WORK TO COMPLETE: Find the lines of data that contain the string "color", then list them.

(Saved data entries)

* Start *

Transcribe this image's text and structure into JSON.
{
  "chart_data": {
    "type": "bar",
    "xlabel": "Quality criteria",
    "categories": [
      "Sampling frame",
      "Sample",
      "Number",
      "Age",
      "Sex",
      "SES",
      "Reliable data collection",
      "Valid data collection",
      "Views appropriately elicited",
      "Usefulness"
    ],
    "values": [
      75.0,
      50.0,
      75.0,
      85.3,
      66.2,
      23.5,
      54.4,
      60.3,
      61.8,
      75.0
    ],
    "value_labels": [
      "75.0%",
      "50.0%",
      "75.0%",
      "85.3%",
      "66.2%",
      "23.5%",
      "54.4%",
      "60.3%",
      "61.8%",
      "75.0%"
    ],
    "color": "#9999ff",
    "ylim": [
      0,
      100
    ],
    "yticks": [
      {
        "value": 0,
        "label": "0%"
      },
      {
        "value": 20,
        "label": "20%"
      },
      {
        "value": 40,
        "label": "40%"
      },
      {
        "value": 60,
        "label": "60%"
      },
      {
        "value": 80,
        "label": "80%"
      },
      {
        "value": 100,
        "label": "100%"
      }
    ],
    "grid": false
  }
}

* End *
* Start *

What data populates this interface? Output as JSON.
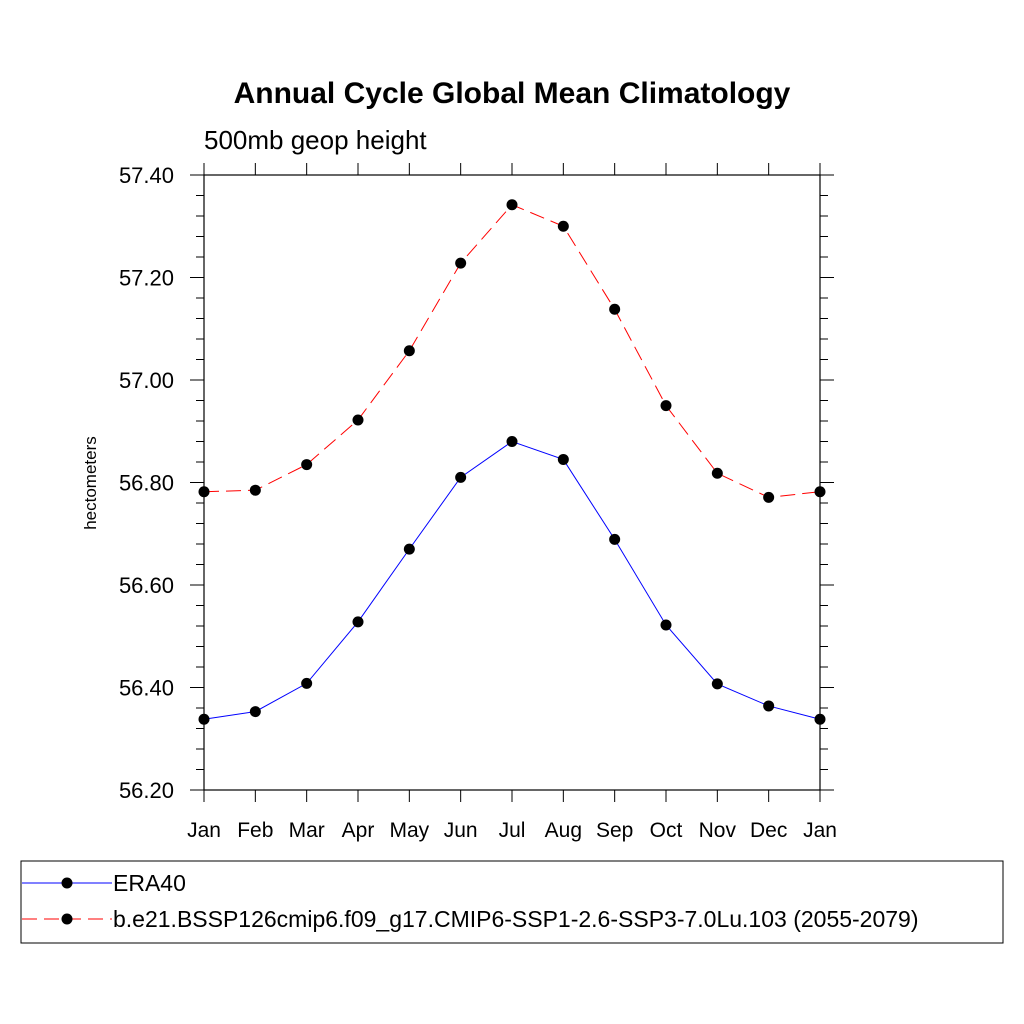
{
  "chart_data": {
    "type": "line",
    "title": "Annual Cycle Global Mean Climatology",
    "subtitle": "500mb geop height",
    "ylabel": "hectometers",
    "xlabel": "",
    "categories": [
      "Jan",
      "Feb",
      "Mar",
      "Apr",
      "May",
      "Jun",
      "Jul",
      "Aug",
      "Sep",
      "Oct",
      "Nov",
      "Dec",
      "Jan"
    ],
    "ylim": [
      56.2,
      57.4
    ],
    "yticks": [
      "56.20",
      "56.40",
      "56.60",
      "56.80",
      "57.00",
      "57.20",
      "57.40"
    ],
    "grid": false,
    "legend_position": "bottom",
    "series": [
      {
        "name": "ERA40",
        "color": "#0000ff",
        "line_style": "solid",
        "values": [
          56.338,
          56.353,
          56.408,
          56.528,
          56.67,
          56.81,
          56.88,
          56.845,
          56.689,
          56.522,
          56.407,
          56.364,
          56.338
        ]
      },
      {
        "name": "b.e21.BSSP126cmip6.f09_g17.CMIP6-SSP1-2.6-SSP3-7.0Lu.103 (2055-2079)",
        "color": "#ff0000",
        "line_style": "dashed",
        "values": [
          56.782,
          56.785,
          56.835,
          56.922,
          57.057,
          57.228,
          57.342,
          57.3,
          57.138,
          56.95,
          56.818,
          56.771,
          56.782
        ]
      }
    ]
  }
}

* End *

FULL OUTPUT:
    "color": "#9999ff",
        "color": "#0000ff",
        "color": "#ff0000",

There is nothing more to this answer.